Data under study -
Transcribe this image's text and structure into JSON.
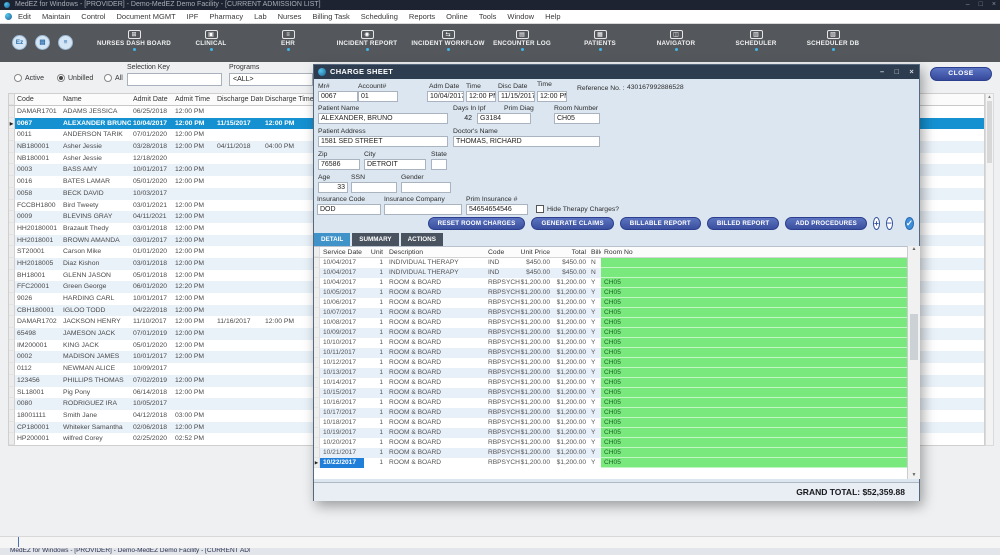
{
  "titlebar": {
    "title": "MedEZ for Windows - [PROVIDER] - Demo-MedEZ Demo Facility - [CURRENT ADMISSION LIST]",
    "controls": [
      {
        "name": "window-minimize",
        "glyph": "–"
      },
      {
        "name": "window-maximize",
        "glyph": "□"
      },
      {
        "name": "window-close",
        "glyph": "×"
      }
    ]
  },
  "menubar": {
    "items": [
      "Edit",
      "Maintain",
      "Control",
      "Document MGMT",
      "IPF",
      "Pharmacy",
      "Lab",
      "Nurses",
      "Billing Task",
      "Scheduling",
      "Reports",
      "Online",
      "Tools",
      "Window",
      "Help"
    ]
  },
  "toolbar": {
    "quick_icons": [
      {
        "name": "ez-logo-icon",
        "glyph": "Ez"
      },
      {
        "name": "patient-chart-icon",
        "glyph": "▤"
      },
      {
        "name": "printer-icon",
        "glyph": "≡"
      }
    ],
    "buttons": [
      {
        "label": "NURSES DASH BOARD",
        "icon": "⊞"
      },
      {
        "label": "CLINICAL",
        "icon": "▣"
      },
      {
        "label": "EHR",
        "icon": "≡"
      },
      {
        "label": "INCIDENT REPORT",
        "icon": "◉"
      },
      {
        "label": "INCIDENT WORKFLOW",
        "icon": "⇆"
      },
      {
        "label": "ENCOUNTER LOG",
        "icon": "▤"
      },
      {
        "label": "PATIENTS",
        "icon": "▦"
      },
      {
        "label": "NAVIGATOR",
        "icon": "◫"
      },
      {
        "label": "SCHEDULER",
        "icon": "▥"
      },
      {
        "label": "SCHEDULER DB",
        "icon": "▧"
      }
    ]
  },
  "filter_panel": {
    "radios": [
      {
        "label": "Active",
        "selected": false
      },
      {
        "label": "Unbilled",
        "selected": true
      },
      {
        "label": "All",
        "selected": false
      }
    ],
    "selection_key_label": "Selection Key",
    "selection_key_value": "",
    "programs_label": "Programs",
    "programs_value": "<ALL>"
  },
  "close_button_label": "CLOSE",
  "icons": {
    "row_marker": "▶",
    "scroll_up": "▲",
    "scroll_down": "▼"
  },
  "patient_table": {
    "columns": [
      "Code",
      "Name",
      "Admit Date",
      "Admit Time",
      "Discharge Date",
      "Discharge Time"
    ],
    "selected_index": 1,
    "rows": [
      {
        "code": "DAMAR1701",
        "name": "ADAMS JESSICA",
        "admit_date": "06/25/2018",
        "admit_time": "12:00 PM",
        "discharge_date": "",
        "discharge_time": ""
      },
      {
        "code": "0067",
        "name": "ALEXANDER BRUNO",
        "admit_date": "10/04/2017",
        "admit_time": "12:00 PM",
        "discharge_date": "11/15/2017",
        "discharge_time": "12:00 PM"
      },
      {
        "code": "0011",
        "name": "ANDERSON TARIK",
        "admit_date": "07/01/2020",
        "admit_time": "12:00 PM",
        "discharge_date": "",
        "discharge_time": ""
      },
      {
        "code": "NB180001",
        "name": "Asher Jessie",
        "admit_date": "03/28/2018",
        "admit_time": "12:00 PM",
        "discharge_date": "04/11/2018",
        "discharge_time": "04:00 PM"
      },
      {
        "code": "NB180001",
        "name": "Asher Jessie",
        "admit_date": "12/18/2020",
        "admit_time": "",
        "discharge_date": "",
        "discharge_time": ""
      },
      {
        "code": "0003",
        "name": "BASS AMY",
        "admit_date": "10/01/2017",
        "admit_time": "12:00 PM",
        "discharge_date": "",
        "discharge_time": ""
      },
      {
        "code": "0016",
        "name": "BATES LAMAR",
        "admit_date": "05/01/2020",
        "admit_time": "12:00 PM",
        "discharge_date": "",
        "discharge_time": ""
      },
      {
        "code": "0058",
        "name": "BECK DAVID",
        "admit_date": "10/03/2017",
        "admit_time": "",
        "discharge_date": "",
        "discharge_time": ""
      },
      {
        "code": "FCCBH1800",
        "name": "Bird Tweety",
        "admit_date": "03/01/2021",
        "admit_time": "12:00 PM",
        "discharge_date": "",
        "discharge_time": ""
      },
      {
        "code": "0009",
        "name": "BLEVINS GRAY",
        "admit_date": "04/11/2021",
        "admit_time": "12:00 PM",
        "discharge_date": "",
        "discharge_time": ""
      },
      {
        "code": "HH20180001",
        "name": "Brazault Thedy",
        "admit_date": "03/01/2018",
        "admit_time": "12:00 PM",
        "discharge_date": "",
        "discharge_time": ""
      },
      {
        "code": "HH2018001",
        "name": "BROWN AMANDA",
        "admit_date": "03/01/2017",
        "admit_time": "12:00 PM",
        "discharge_date": "",
        "discharge_time": ""
      },
      {
        "code": "ST20001",
        "name": "Carson Mike",
        "admit_date": "01/01/2020",
        "admit_time": "12:00 PM",
        "discharge_date": "",
        "discharge_time": ""
      },
      {
        "code": "HH2018005",
        "name": "Diaz Kishon",
        "admit_date": "03/01/2018",
        "admit_time": "12:00 PM",
        "discharge_date": "",
        "discharge_time": ""
      },
      {
        "code": "BH18001",
        "name": "GLENN JASON",
        "admit_date": "05/01/2018",
        "admit_time": "12:00 PM",
        "discharge_date": "",
        "discharge_time": ""
      },
      {
        "code": "FFC20001",
        "name": "Green George",
        "admit_date": "06/01/2020",
        "admit_time": "12:20 PM",
        "discharge_date": "",
        "discharge_time": ""
      },
      {
        "code": "9026",
        "name": "HARDING CARL",
        "admit_date": "10/01/2017",
        "admit_time": "12:00 PM",
        "discharge_date": "",
        "discharge_time": ""
      },
      {
        "code": "CBH180001",
        "name": "IGLOO TODD",
        "admit_date": "04/22/2018",
        "admit_time": "12:00 PM",
        "discharge_date": "",
        "discharge_time": ""
      },
      {
        "code": "DAMAR1702",
        "name": "JACKSON HENRY",
        "admit_date": "11/10/2017",
        "admit_time": "12:00 PM",
        "discharge_date": "11/16/2017",
        "discharge_time": "12:00 PM"
      },
      {
        "code": "65498",
        "name": "JAMESON JACK",
        "admit_date": "07/01/2019",
        "admit_time": "12:00 PM",
        "discharge_date": "",
        "discharge_time": ""
      },
      {
        "code": "IM200001",
        "name": "KING JACK",
        "admit_date": "05/01/2020",
        "admit_time": "12:00 PM",
        "discharge_date": "",
        "discharge_time": ""
      },
      {
        "code": "0002",
        "name": "MADISON JAMES",
        "admit_date": "10/01/2017",
        "admit_time": "12:00 PM",
        "discharge_date": "",
        "discharge_time": ""
      },
      {
        "code": "0112",
        "name": "NEWMAN ALICE",
        "admit_date": "10/09/2017",
        "admit_time": "",
        "discharge_date": "",
        "discharge_time": ""
      },
      {
        "code": "123456",
        "name": "PHILLIPS THOMAS",
        "admit_date": "07/02/2019",
        "admit_time": "12:00 PM",
        "discharge_date": "",
        "discharge_time": ""
      },
      {
        "code": "SL18001",
        "name": "Pig Pony",
        "admit_date": "06/14/2018",
        "admit_time": "12:00 PM",
        "discharge_date": "",
        "discharge_time": ""
      },
      {
        "code": "0080",
        "name": "RODRIGUEZ IRA",
        "admit_date": "10/05/2017",
        "admit_time": "",
        "discharge_date": "",
        "discharge_time": ""
      },
      {
        "code": "18001111",
        "name": "Smith Jane",
        "admit_date": "04/12/2018",
        "admit_time": "03:00 PM",
        "discharge_date": "",
        "discharge_time": ""
      },
      {
        "code": "CP180001",
        "name": "Whiteker Samantha",
        "admit_date": "02/06/2018",
        "admit_time": "12:00 PM",
        "discharge_date": "",
        "discharge_time": ""
      },
      {
        "code": "HP200001",
        "name": "wilfred Corey",
        "admit_date": "02/25/2020",
        "admit_time": "02:52 PM",
        "discharge_date": "",
        "discharge_time": ""
      }
    ]
  },
  "charge_sheet": {
    "title": "CHARGE SHEET",
    "window_controls": [
      {
        "name": "dialog-minimize",
        "glyph": "–"
      },
      {
        "name": "dialog-maximize",
        "glyph": "□"
      },
      {
        "name": "dialog-close",
        "glyph": "×"
      }
    ],
    "fields": {
      "mr": {
        "label": "Mr#",
        "value": "0067"
      },
      "account": {
        "label": "Account#",
        "value": "01"
      },
      "adm_date": {
        "label": "Adm Date",
        "value": "10/04/2017"
      },
      "adm_time": {
        "label": "Time",
        "value": "12:00 PM"
      },
      "disc_date": {
        "label": "Disc Date",
        "value": "11/15/2017"
      },
      "disc_time": {
        "label": "Time",
        "value": "12:00 PM"
      },
      "reference": {
        "label": "Reference No. :",
        "value": "430167992886528"
      },
      "patient_name": {
        "label": "Patient Name",
        "value": "ALEXANDER, BRUNO"
      },
      "days_in_ipf": {
        "label": "Days In Ipf",
        "value": "42"
      },
      "prim_diag": {
        "label": "Prim Diag",
        "value": "G3184"
      },
      "room_number": {
        "label": "Room Number",
        "value": "CH05"
      },
      "patient_address": {
        "label": "Patient Address",
        "value": "1581 SED STREET"
      },
      "doctor": {
        "label": "Doctor's Name",
        "value": "THOMAS, RICHARD"
      },
      "zip": {
        "label": "Zip",
        "value": "76586"
      },
      "city": {
        "label": "City",
        "value": "DETROIT"
      },
      "state": {
        "label": "State",
        "value": ""
      },
      "age": {
        "label": "Age",
        "value": "33"
      },
      "ssn": {
        "label": "SSN",
        "value": ""
      },
      "gender": {
        "label": "Gender",
        "value": ""
      },
      "insurance_code": {
        "label": "Insurance Code",
        "value": "DOD"
      },
      "insurance_company": {
        "label": "Insurance Company",
        "value": ""
      },
      "prim_insurance": {
        "label": "Prim Insurance #",
        "value": "54654654546"
      },
      "hide_therapy": {
        "label": "Hide Therapy Charges?",
        "checked": false
      }
    },
    "action_buttons": [
      "RESET ROOM CHARGES",
      "GENERATE CLAIMS",
      "BILLABLE REPORT",
      "BILLED REPORT",
      "ADD PROCEDURES"
    ],
    "icon_buttons": [
      {
        "name": "add-charge-button",
        "glyph": "+",
        "filled": false
      },
      {
        "name": "remove-charge-button",
        "glyph": "−",
        "filled": false
      },
      {
        "name": "confirm-button",
        "glyph": "✓",
        "filled": true
      }
    ],
    "tabs": [
      {
        "label": "DETAIL",
        "active": true
      },
      {
        "label": "SUMMARY",
        "active": false
      },
      {
        "label": "ACTIONS",
        "active": false
      }
    ],
    "grid": {
      "columns": [
        "Service Date",
        "Unit",
        "Description",
        "Code",
        "Unit Price",
        "Total",
        "Billed",
        "Room No"
      ],
      "selected_index": 20,
      "rows": [
        [
          "10/04/2017",
          "1",
          "INDIVIDUAL THERAPY",
          "IND",
          "$450.00",
          "$450.00",
          "N",
          ""
        ],
        [
          "10/04/2017",
          "1",
          "INDIVIDUAL THERAPY",
          "IND",
          "$450.00",
          "$450.00",
          "N",
          ""
        ],
        [
          "10/04/2017",
          "1",
          "ROOM & BOARD",
          "RBPSYCH",
          "$1,200.00",
          "$1,200.00",
          "Y",
          "CH05"
        ],
        [
          "10/05/2017",
          "1",
          "ROOM & BOARD",
          "RBPSYCH",
          "$1,200.00",
          "$1,200.00",
          "Y",
          "CH05"
        ],
        [
          "10/06/2017",
          "1",
          "ROOM & BOARD",
          "RBPSYCH",
          "$1,200.00",
          "$1,200.00",
          "Y",
          "CH05"
        ],
        [
          "10/07/2017",
          "1",
          "ROOM & BOARD",
          "RBPSYCH",
          "$1,200.00",
          "$1,200.00",
          "Y",
          "CH05"
        ],
        [
          "10/08/2017",
          "1",
          "ROOM & BOARD",
          "RBPSYCH",
          "$1,200.00",
          "$1,200.00",
          "Y",
          "CH05"
        ],
        [
          "10/09/2017",
          "1",
          "ROOM & BOARD",
          "RBPSYCH",
          "$1,200.00",
          "$1,200.00",
          "Y",
          "CH05"
        ],
        [
          "10/10/2017",
          "1",
          "ROOM & BOARD",
          "RBPSYCH",
          "$1,200.00",
          "$1,200.00",
          "Y",
          "CH05"
        ],
        [
          "10/11/2017",
          "1",
          "ROOM & BOARD",
          "RBPSYCH",
          "$1,200.00",
          "$1,200.00",
          "Y",
          "CH05"
        ],
        [
          "10/12/2017",
          "1",
          "ROOM & BOARD",
          "RBPSYCH",
          "$1,200.00",
          "$1,200.00",
          "Y",
          "CH05"
        ],
        [
          "10/13/2017",
          "1",
          "ROOM & BOARD",
          "RBPSYCH",
          "$1,200.00",
          "$1,200.00",
          "Y",
          "CH05"
        ],
        [
          "10/14/2017",
          "1",
          "ROOM & BOARD",
          "RBPSYCH",
          "$1,200.00",
          "$1,200.00",
          "Y",
          "CH05"
        ],
        [
          "10/15/2017",
          "1",
          "ROOM & BOARD",
          "RBPSYCH",
          "$1,200.00",
          "$1,200.00",
          "Y",
          "CH05"
        ],
        [
          "10/16/2017",
          "1",
          "ROOM & BOARD",
          "RBPSYCH",
          "$1,200.00",
          "$1,200.00",
          "Y",
          "CH05"
        ],
        [
          "10/17/2017",
          "1",
          "ROOM & BOARD",
          "RBPSYCH",
          "$1,200.00",
          "$1,200.00",
          "Y",
          "CH05"
        ],
        [
          "10/18/2017",
          "1",
          "ROOM & BOARD",
          "RBPSYCH",
          "$1,200.00",
          "$1,200.00",
          "Y",
          "CH05"
        ],
        [
          "10/19/2017",
          "1",
          "ROOM & BOARD",
          "RBPSYCH",
          "$1,200.00",
          "$1,200.00",
          "Y",
          "CH05"
        ],
        [
          "10/20/2017",
          "1",
          "ROOM & BOARD",
          "RBPSYCH",
          "$1,200.00",
          "$1,200.00",
          "Y",
          "CH05"
        ],
        [
          "10/21/2017",
          "1",
          "ROOM & BOARD",
          "RBPSYCH",
          "$1,200.00",
          "$1,200.00",
          "Y",
          "CH05"
        ],
        [
          "10/22/2017",
          "1",
          "ROOM & BOARD",
          "RBPSYCH",
          "$1,200.00",
          "$1,200.00",
          "Y",
          "CH05"
        ]
      ]
    },
    "grand_total": "GRAND TOTAL: $52,359.88"
  }
}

Problem statement - Copy each line from the data that features the string "BRUNO".

Written response -
        "name": "ALEXANDER BRUNO",
        "value": "ALEXANDER, BRUNO"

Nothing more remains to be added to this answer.